Read the records and gather each line that includes "this".

(Collection entries)
☆ ☆ ☆ ☆ ☆ ☆ ☆

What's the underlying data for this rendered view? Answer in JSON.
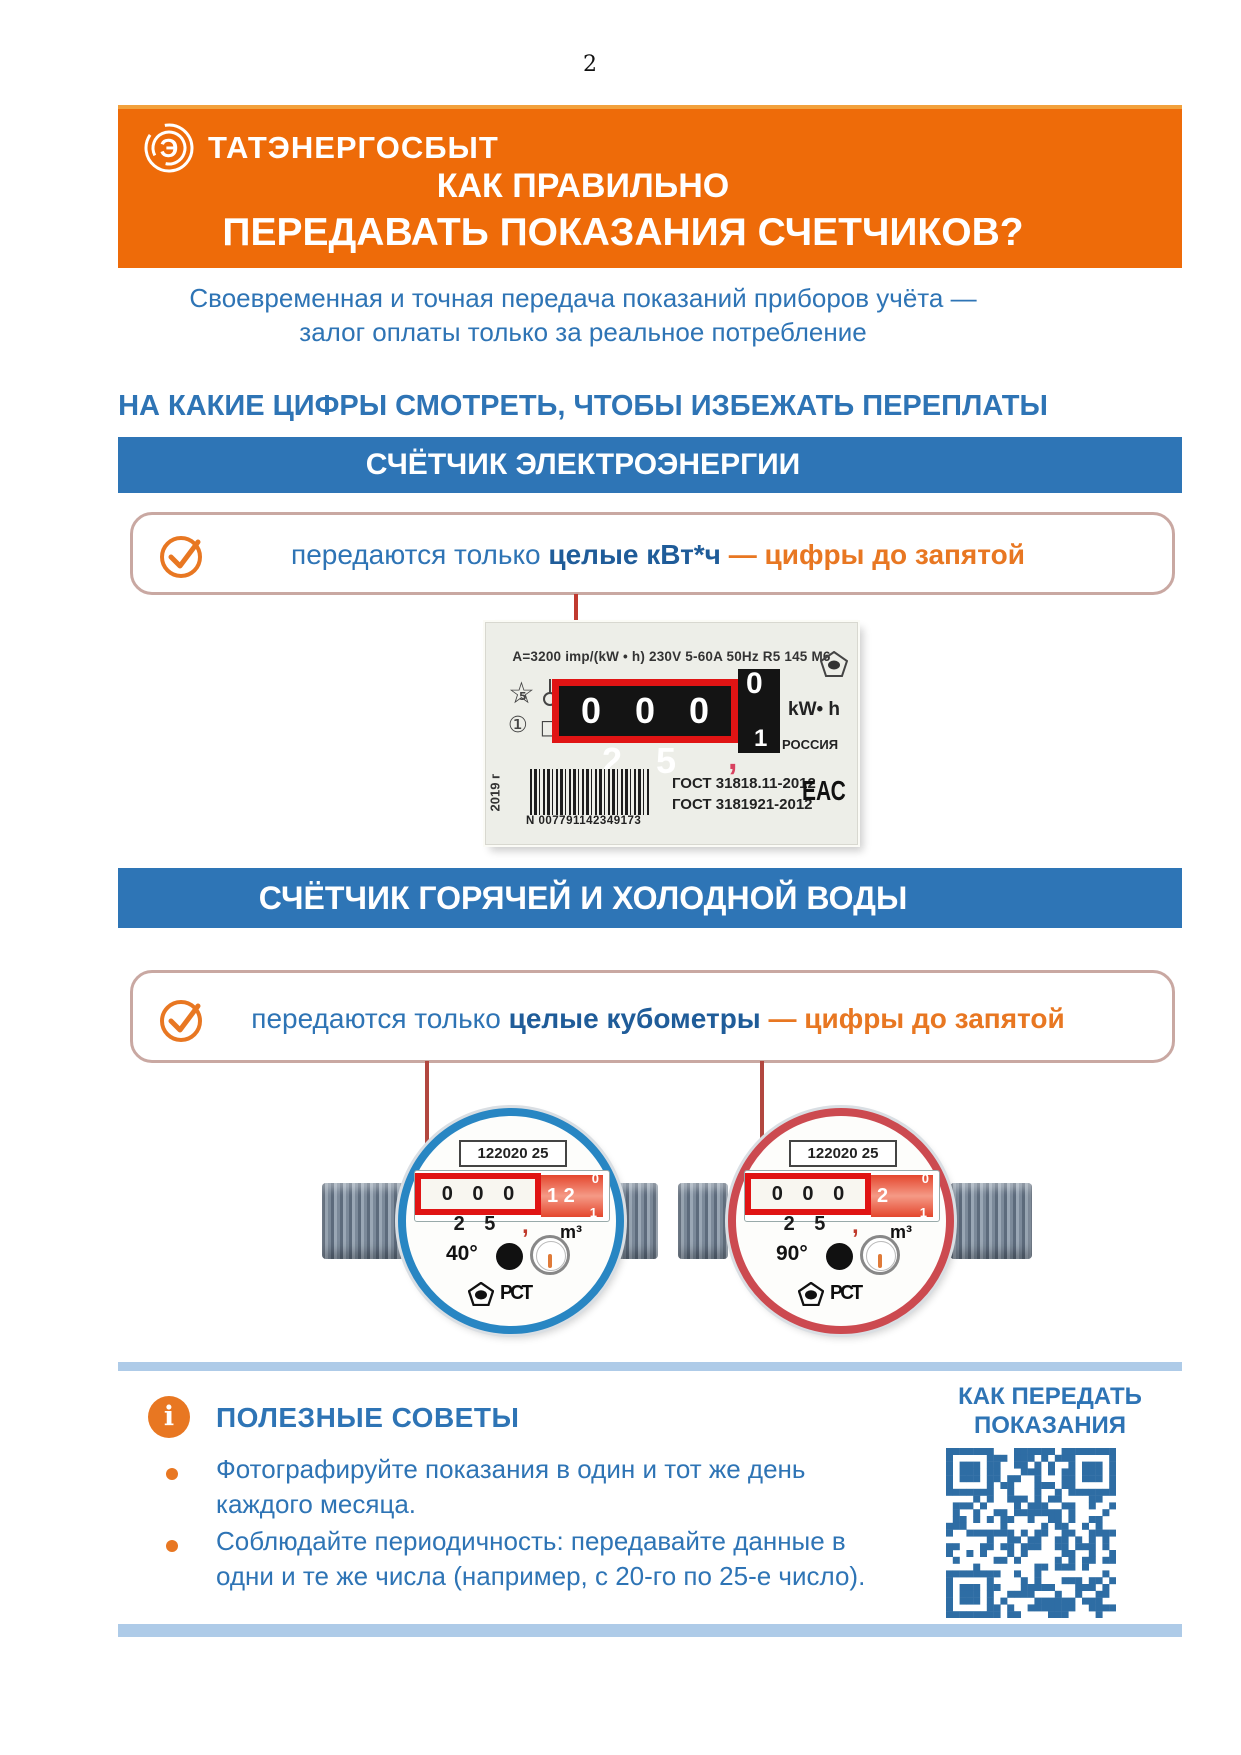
{
  "page": {
    "number": "2"
  },
  "header": {
    "brand": "ТАТЭНЕРГОСБЫТ",
    "logo_letter": "Э",
    "title_line1": "КАК ПРАВИЛЬНО",
    "title_line2": "ПЕРЕДАВАТЬ ПОКАЗАНИЯ СЧЕТЧИКОВ?"
  },
  "intro": {
    "line1": "Своевременная  и точная передача показаний  приборов  учёта —",
    "line2": "залог оплаты только за реальное  потребление",
    "headline": "НА КАКИЕ ЦИФРЫ СМОТРЕТЬ, ЧТОБЫ ИЗБЕЖАТЬ ПЕРЕПЛАТЫ"
  },
  "electric": {
    "banner": "СЧЁТЧИК ЭЛЕКТРОЭНЕРГИИ",
    "rule_prefix": "передаются только ",
    "rule_bold": "целые кВт*ч",
    "rule_dash": " — ",
    "rule_orange": "цифры до запятой",
    "meter": {
      "spec": "A=3200 imp/(kW • h)  230V  5-60A  50Hz  R5 145 M6",
      "digits": "0 0 0 2 5",
      "drum_top": "0",
      "drum_bottom": "1",
      "comma": ",",
      "unit": "kW• h",
      "country": "РОССИЯ",
      "year": "2019 г",
      "serial": "N 007791142349173",
      "gost1": "ГОСТ 31818.11-2012",
      "gost2": "ГОСТ 3181921-2012",
      "eac": "ЕАС",
      "star_glyph": "☆",
      "star_class": "5",
      "circled_one": "①",
      "square_glyph": "□"
    }
  },
  "water": {
    "banner": "СЧЁТЧИК ГОРЯЧЕЙ И ХОЛОДНОЙ ВОДЫ",
    "rule_prefix": "передаются только ",
    "rule_bold": "целые кубометры",
    "rule_dash": " — ",
    "rule_orange": "цифры до запятой",
    "meters": [
      {
        "label": "122020 25",
        "digits": "0 0 0 2 5",
        "red_digits": "1 2",
        "drum_top": "0",
        "drum_bottom": "1",
        "comma": ",",
        "unit": "m³",
        "temp": "40°",
        "cert": "РСТ"
      },
      {
        "label": "122020 25",
        "digits": "0 0 0 2 5",
        "red_digits": "2",
        "drum_top": "0",
        "drum_bottom": "1",
        "comma": ",",
        "unit": "m³",
        "temp": "90°",
        "cert": "РСТ"
      }
    ]
  },
  "tips": {
    "info_glyph": "i",
    "title": "ПОЛЕЗНЫЕ СОВЕТЫ",
    "items": [
      "Фотографируйте показания  в один и тот же день каждого месяца.",
      "Соблюдайте периодичность: передавайте данные в одни и те же числа (например, с 20-го по 25-е число)."
    ],
    "qr_caption_line1": "КАК ПЕРЕДАТЬ",
    "qr_caption_line2": "ПОКАЗАНИЯ"
  },
  "colors": {
    "header_orange": "#EE6B09",
    "banner_blue": "#2E75B6",
    "text_blue": "#2E74B5",
    "accent_orange": "#E87722",
    "red_frame": "#E01414",
    "connector_red": "#B2473F",
    "divider_blue": "#AECBE8",
    "qr_blue": "#2E6DA4",
    "blue_meter_ring": "#2886C3",
    "red_meter_ring": "#CC4A50"
  }
}
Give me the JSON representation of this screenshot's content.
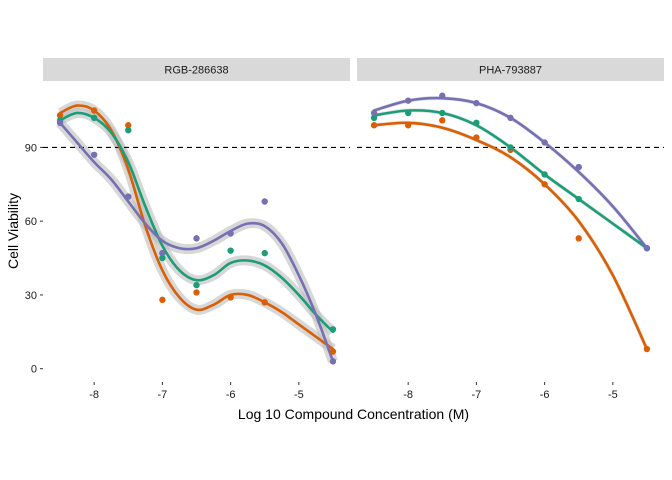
{
  "chart_data": {
    "type": "line",
    "xlabel": "Log 10 Compound Concentration (M)",
    "ylabel": "Cell Viability",
    "reference_line": {
      "y": 90,
      "style": "dashed"
    },
    "xlim": [
      -8.75,
      -4.25
    ],
    "ylim": [
      -5,
      117
    ],
    "x_ticks": [
      -8,
      -7,
      -6,
      -5
    ],
    "y_ticks": [
      0,
      30,
      60,
      90
    ],
    "series_colors": [
      "#D95F02",
      "#1B9E77",
      "#7570B3"
    ],
    "band_color": "#bdbdbd",
    "strip_color": "#d9d9d9",
    "panels": [
      {
        "title": "RGB-286638",
        "confidence_band": true,
        "series": [
          {
            "color": "#D95F02",
            "points": [
              [
                -8.5,
                103
              ],
              [
                -8,
                105
              ],
              [
                -7.5,
                99
              ],
              [
                -7,
                28
              ],
              [
                -6.5,
                31
              ],
              [
                -6,
                29
              ],
              [
                -5.5,
                27
              ],
              [
                -4.5,
                7
              ]
            ],
            "fit": [
              [
                -8.5,
                104
              ],
              [
                -8.25,
                107
              ],
              [
                -8,
                105
              ],
              [
                -7.75,
                97
              ],
              [
                -7.5,
                81
              ],
              [
                -7.25,
                58
              ],
              [
                -7,
                40
              ],
              [
                -6.75,
                29
              ],
              [
                -6.5,
                24
              ],
              [
                -6.25,
                26
              ],
              [
                -6,
                30
              ],
              [
                -5.75,
                30
              ],
              [
                -5.5,
                27
              ],
              [
                -5.25,
                23
              ],
              [
                -5,
                18
              ],
              [
                -4.75,
                13
              ],
              [
                -4.5,
                8
              ]
            ]
          },
          {
            "color": "#1B9E77",
            "points": [
              [
                -8.5,
                101
              ],
              [
                -8,
                102
              ],
              [
                -7.5,
                97
              ],
              [
                -7,
                45
              ],
              [
                -6.5,
                34
              ],
              [
                -6,
                48
              ],
              [
                -5.5,
                47
              ],
              [
                -4.5,
                16
              ]
            ],
            "fit": [
              [
                -8.5,
                101
              ],
              [
                -8.25,
                104
              ],
              [
                -8,
                102
              ],
              [
                -7.75,
                96
              ],
              [
                -7.5,
                84
              ],
              [
                -7.25,
                66
              ],
              [
                -7,
                50
              ],
              [
                -6.75,
                40
              ],
              [
                -6.5,
                36
              ],
              [
                -6.25,
                38
              ],
              [
                -6,
                43
              ],
              [
                -5.75,
                44
              ],
              [
                -5.5,
                42
              ],
              [
                -5.25,
                37
              ],
              [
                -5,
                30
              ],
              [
                -4.75,
                22
              ],
              [
                -4.5,
                15
              ]
            ]
          },
          {
            "color": "#7570B3",
            "points": [
              [
                -8.5,
                100
              ],
              [
                -8,
                87
              ],
              [
                -7.5,
                70
              ],
              [
                -7,
                47
              ],
              [
                -6.5,
                53
              ],
              [
                -6,
                55
              ],
              [
                -5.5,
                68
              ],
              [
                -4.5,
                3
              ]
            ],
            "fit": [
              [
                -8.5,
                100
              ],
              [
                -8.25,
                92
              ],
              [
                -8,
                84
              ],
              [
                -7.75,
                77
              ],
              [
                -7.5,
                68
              ],
              [
                -7.25,
                59
              ],
              [
                -7,
                52
              ],
              [
                -6.75,
                49
              ],
              [
                -6.5,
                49
              ],
              [
                -6.25,
                52
              ],
              [
                -6,
                56
              ],
              [
                -5.75,
                59
              ],
              [
                -5.5,
                58
              ],
              [
                -5.25,
                51
              ],
              [
                -5,
                38
              ],
              [
                -4.75,
                22
              ],
              [
                -4.5,
                3
              ]
            ]
          }
        ]
      },
      {
        "title": "PHA-793887",
        "confidence_band": false,
        "series": [
          {
            "color": "#D95F02",
            "points": [
              [
                -8.5,
                99
              ],
              [
                -8,
                99
              ],
              [
                -7.5,
                101
              ],
              [
                -7,
                94
              ],
              [
                -6.5,
                89
              ],
              [
                -6,
                75
              ],
              [
                -5.5,
                53
              ],
              [
                -4.5,
                8
              ]
            ],
            "fit": [
              [
                -8.5,
                99
              ],
              [
                -8,
                100
              ],
              [
                -7.5,
                98
              ],
              [
                -7,
                93
              ],
              [
                -6.5,
                86
              ],
              [
                -6,
                75
              ],
              [
                -5.5,
                60
              ],
              [
                -5,
                38
              ],
              [
                -4.5,
                8
              ]
            ]
          },
          {
            "color": "#1B9E77",
            "points": [
              [
                -8.5,
                102
              ],
              [
                -8,
                104
              ],
              [
                -7.5,
                104
              ],
              [
                -7,
                100
              ],
              [
                -6.5,
                90
              ],
              [
                -6,
                79
              ],
              [
                -5.5,
                69
              ],
              [
                -4.5,
                49
              ]
            ],
            "fit": [
              [
                -8.5,
                103
              ],
              [
                -8,
                105
              ],
              [
                -7.5,
                104
              ],
              [
                -7,
                99
              ],
              [
                -6.5,
                90
              ],
              [
                -6,
                79
              ],
              [
                -5.5,
                69
              ],
              [
                -5,
                59
              ],
              [
                -4.5,
                49
              ]
            ]
          },
          {
            "color": "#7570B3",
            "points": [
              [
                -8.5,
                104
              ],
              [
                -8,
                109
              ],
              [
                -7.5,
                111
              ],
              [
                -7,
                108
              ],
              [
                -6.5,
                102
              ],
              [
                -6,
                92
              ],
              [
                -5.5,
                82
              ],
              [
                -4.5,
                49
              ]
            ],
            "fit": [
              [
                -8.5,
                105
              ],
              [
                -8,
                109
              ],
              [
                -7.5,
                110
              ],
              [
                -7,
                108
              ],
              [
                -6.5,
                102
              ],
              [
                -6,
                92
              ],
              [
                -5.5,
                80
              ],
              [
                -5,
                66
              ],
              [
                -4.5,
                49
              ]
            ]
          }
        ]
      }
    ]
  }
}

☆ ☆ ☆ ☆ ☆ ☆ ☆

■ ANSWER BELOW
What's the underlying data for this rendered view? Answer in JSON.
Give me the JSON representation of this screenshot's content.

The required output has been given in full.